:: QUOTED TEXT ::

_ _ _ _ _ _ _

Addressing common security concerns

Harness protects customer infrastructure and data through access controls, encryption (TLS 1.3 in transit and AES-256 at rest where applicable), and separation of customer data. You can integrate your identity provider, constrain access with RBAC, and use IP allowlisting and delegate networking so outbound and inbound patterns match your enterprise standards. For broader connectivity options (including private access patterns), see Private network connectivity.

During planning and execution, Harness can enforce policy on infrastructure changes (for example via Open Policy Agent (OPA) and plan and cost policies) and maintain copies of plan and state for visibility and controls as described below.

For cost estimation, Harness can use Infracost when the feature is enabled on the workspace; supported behavior and licensing follow that topic and What’s supported in IaCM.

Drift detection and IaC security scanning (STO) are complementary capabilities for ongoing posture and code review — they extend the core plan/apply flow rather than replacing it.

Platform AI and automation features evolve on their own roadmap; they use the same RBAC and pipeline audit patterns as other Harness execution. For current IaCM-specific integrations (for example MCP), see What’s supported in IaCM.


Security components

The operational model is comprised of three components:

Manage state storage

All executed commands follow your defined backend, dictating where your infrastructure state is stored and managing OpenTofu or Terraform operations like apply and destroy.

default backend

If no plan file is specified, IaCM defaults to its own backend implicitly.


Network egress and allowlisting

IaCM execution typically runs on infrastructure you control (for example a Kubernetes delegate). Plan your network so that:

Contact Harness Support for region- and product-specific allowlist guidance if you are locking down egress or ingress.


Audit trail, retention, and export

Harness Audit Trail records many configuration and lifecycle actions (who did what, when, and on which resource). The UI supports filtered views and date ranges; audit data is retained up to two years in Harness. To keep logs longer or feed a SIEM, use audit log streaming.

_ _ _ _ _ _ _

:: TO DO ::
Summarize the security text above in two sentences.

:: PROVIDED DATA ::
_ _ _ _ _ _ _

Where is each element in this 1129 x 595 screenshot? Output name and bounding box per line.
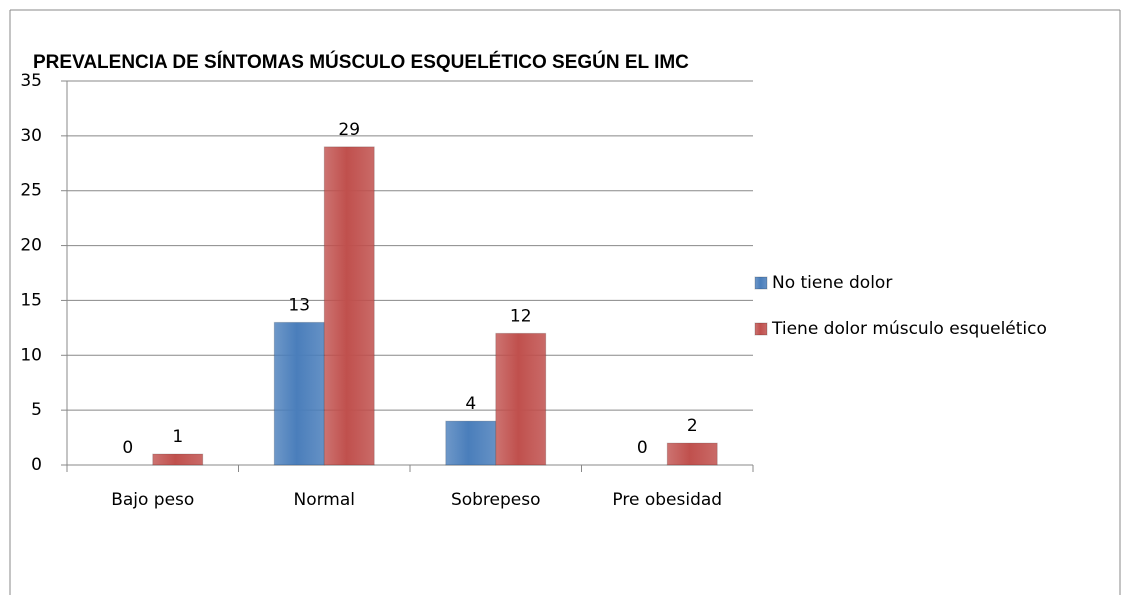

_ _ _ _ _ _ _

:: REPLY TO THE EXERCISE ::
Harness protects customer infrastructure and data with access controls, encryption, and separation of customer data, and it lets you integrate your identity provider, constrain access with RBAC, and use IP allowlisting and delegate networking. During planning and execution it can enforce policy on infrastructure changes, all commands follow your defined backend for state storage, and its Audit Trail keeps records for up to two years, with audit log streaming available for longer retention or a SIEM.